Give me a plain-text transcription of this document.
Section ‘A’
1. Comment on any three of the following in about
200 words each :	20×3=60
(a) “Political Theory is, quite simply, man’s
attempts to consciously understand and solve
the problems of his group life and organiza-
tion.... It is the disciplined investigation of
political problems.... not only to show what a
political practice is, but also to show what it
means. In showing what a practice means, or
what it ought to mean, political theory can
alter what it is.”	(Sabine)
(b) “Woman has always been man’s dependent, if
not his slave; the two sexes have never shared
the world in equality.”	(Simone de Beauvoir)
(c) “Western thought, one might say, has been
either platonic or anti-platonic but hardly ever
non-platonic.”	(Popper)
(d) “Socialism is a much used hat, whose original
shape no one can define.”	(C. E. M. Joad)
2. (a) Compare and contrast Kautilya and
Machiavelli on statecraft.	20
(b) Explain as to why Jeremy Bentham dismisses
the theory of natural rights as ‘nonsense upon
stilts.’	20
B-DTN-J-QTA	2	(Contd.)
- - - - - - -
* [Exercise brief]: Extract every line above containing the word "practice".

* [Response below]:
political practice is, but also to show what it
means. In showing what a practice means, or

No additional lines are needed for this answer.